──────── Stored rows ────────
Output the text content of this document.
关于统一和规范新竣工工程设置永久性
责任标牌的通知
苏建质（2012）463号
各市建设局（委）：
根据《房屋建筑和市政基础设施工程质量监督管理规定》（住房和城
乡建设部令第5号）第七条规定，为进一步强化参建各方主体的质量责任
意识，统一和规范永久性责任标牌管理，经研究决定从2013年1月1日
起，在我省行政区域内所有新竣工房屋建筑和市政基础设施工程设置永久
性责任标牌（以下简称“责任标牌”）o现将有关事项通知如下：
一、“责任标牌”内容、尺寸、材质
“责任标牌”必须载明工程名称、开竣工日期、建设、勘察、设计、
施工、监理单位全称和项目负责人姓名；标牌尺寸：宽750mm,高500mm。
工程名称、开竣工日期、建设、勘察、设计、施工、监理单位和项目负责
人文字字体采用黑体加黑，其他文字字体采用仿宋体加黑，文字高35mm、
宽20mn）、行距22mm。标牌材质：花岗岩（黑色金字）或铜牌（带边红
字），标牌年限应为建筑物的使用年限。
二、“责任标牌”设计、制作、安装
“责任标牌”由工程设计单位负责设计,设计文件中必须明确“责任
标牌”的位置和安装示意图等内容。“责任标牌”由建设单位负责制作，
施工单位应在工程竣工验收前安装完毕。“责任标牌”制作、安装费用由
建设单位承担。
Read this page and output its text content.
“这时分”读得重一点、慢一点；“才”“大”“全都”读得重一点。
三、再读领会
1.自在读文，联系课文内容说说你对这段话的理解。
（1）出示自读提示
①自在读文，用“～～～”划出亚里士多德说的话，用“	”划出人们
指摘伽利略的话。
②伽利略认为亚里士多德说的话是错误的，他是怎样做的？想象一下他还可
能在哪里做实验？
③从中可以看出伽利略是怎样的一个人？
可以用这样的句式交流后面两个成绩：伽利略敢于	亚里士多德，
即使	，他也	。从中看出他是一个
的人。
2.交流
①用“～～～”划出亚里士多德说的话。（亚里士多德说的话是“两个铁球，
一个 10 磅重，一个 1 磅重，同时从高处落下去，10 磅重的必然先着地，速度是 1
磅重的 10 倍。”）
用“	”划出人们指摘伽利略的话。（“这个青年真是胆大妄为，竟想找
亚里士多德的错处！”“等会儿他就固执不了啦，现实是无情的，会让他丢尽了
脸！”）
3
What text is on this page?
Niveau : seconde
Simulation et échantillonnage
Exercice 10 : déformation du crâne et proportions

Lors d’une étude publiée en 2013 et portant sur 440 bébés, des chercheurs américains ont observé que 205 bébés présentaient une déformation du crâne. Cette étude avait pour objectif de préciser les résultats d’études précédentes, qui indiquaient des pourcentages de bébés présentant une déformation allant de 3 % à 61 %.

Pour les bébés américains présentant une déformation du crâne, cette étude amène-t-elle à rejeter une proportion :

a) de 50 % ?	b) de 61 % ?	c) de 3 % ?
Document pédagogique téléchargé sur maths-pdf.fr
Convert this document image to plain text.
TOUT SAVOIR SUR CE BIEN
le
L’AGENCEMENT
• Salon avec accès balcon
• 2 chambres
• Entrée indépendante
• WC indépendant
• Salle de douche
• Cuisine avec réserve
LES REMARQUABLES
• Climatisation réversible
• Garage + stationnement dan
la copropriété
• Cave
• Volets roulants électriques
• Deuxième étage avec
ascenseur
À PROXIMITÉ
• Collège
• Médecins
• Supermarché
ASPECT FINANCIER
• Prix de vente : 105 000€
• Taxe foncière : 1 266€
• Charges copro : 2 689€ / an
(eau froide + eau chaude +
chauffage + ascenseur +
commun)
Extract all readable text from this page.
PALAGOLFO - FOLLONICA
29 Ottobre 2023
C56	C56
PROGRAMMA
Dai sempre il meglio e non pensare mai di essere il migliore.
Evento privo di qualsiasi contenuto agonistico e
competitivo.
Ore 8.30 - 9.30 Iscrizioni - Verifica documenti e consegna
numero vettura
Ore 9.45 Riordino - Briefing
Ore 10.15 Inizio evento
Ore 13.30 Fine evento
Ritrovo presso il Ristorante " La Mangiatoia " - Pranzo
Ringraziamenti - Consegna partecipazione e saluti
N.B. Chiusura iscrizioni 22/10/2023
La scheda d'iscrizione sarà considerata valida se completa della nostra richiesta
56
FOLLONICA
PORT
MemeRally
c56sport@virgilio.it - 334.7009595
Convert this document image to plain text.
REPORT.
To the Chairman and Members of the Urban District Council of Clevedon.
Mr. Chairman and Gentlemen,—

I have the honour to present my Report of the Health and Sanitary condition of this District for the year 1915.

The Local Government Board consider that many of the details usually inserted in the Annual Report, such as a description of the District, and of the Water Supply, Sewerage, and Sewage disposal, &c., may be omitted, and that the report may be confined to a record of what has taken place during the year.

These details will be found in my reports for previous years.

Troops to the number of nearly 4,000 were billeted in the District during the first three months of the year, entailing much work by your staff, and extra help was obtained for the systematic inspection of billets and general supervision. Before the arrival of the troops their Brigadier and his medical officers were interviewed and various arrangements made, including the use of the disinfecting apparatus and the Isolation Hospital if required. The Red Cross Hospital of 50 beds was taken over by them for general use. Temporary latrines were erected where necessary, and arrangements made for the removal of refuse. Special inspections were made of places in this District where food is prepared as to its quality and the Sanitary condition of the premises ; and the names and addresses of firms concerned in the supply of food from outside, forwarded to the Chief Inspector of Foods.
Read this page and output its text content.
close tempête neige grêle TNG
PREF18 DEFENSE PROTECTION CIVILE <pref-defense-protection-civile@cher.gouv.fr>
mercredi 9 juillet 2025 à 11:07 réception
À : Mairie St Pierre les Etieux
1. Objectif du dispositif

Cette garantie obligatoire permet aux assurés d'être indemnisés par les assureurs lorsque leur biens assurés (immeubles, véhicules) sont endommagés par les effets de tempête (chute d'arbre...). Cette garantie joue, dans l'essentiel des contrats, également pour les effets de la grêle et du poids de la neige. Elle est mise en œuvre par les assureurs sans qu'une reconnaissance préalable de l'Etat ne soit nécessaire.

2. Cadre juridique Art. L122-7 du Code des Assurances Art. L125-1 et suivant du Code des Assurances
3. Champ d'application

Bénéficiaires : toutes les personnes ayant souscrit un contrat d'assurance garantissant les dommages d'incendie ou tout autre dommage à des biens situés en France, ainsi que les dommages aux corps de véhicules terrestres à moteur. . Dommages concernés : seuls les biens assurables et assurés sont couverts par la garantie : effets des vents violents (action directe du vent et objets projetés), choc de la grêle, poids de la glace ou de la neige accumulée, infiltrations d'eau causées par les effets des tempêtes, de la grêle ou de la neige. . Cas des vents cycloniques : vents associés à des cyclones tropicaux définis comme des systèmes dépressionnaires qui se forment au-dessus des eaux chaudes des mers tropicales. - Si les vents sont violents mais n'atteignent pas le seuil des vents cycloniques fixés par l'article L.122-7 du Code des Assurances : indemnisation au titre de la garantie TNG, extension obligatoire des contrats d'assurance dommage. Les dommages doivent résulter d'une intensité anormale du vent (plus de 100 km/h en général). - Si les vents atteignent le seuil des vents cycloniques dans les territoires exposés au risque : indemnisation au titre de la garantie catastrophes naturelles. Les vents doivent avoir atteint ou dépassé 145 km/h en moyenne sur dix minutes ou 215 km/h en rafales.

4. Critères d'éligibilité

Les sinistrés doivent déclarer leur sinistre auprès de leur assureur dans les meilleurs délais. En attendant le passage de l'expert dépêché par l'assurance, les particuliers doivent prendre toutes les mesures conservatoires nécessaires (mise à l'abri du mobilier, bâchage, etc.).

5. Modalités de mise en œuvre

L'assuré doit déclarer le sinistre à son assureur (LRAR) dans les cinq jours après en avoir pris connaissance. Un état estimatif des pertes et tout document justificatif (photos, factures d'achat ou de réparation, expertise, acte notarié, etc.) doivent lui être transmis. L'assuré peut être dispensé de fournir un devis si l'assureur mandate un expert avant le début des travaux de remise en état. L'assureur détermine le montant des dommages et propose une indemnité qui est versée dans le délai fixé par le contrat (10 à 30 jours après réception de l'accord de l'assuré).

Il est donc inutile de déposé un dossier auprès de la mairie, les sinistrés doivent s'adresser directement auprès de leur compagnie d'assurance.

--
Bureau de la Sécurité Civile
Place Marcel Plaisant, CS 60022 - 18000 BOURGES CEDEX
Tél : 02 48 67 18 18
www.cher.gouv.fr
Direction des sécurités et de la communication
────────
### Short task
Filter the entries down to the lines containing "œuvre". Copy each of those lines.

### Worked answer
Cette garantie obligatoire permet aux assurés d'être indemnisés par les assureurs lorsque leur biens assurés (immeubles, véhicules) sont endommagés par les effets de tempête (chute d'arbre...). Cette garantie joue, dans l'essentiel des contrats, également pour les effets de la grêle et du poids de la neige. Elle est mise en œuvre par les assureurs sans qu'une reconnaissance préalable de l'Etat ne soit nécessaire.
5. Modalités de mise en œuvre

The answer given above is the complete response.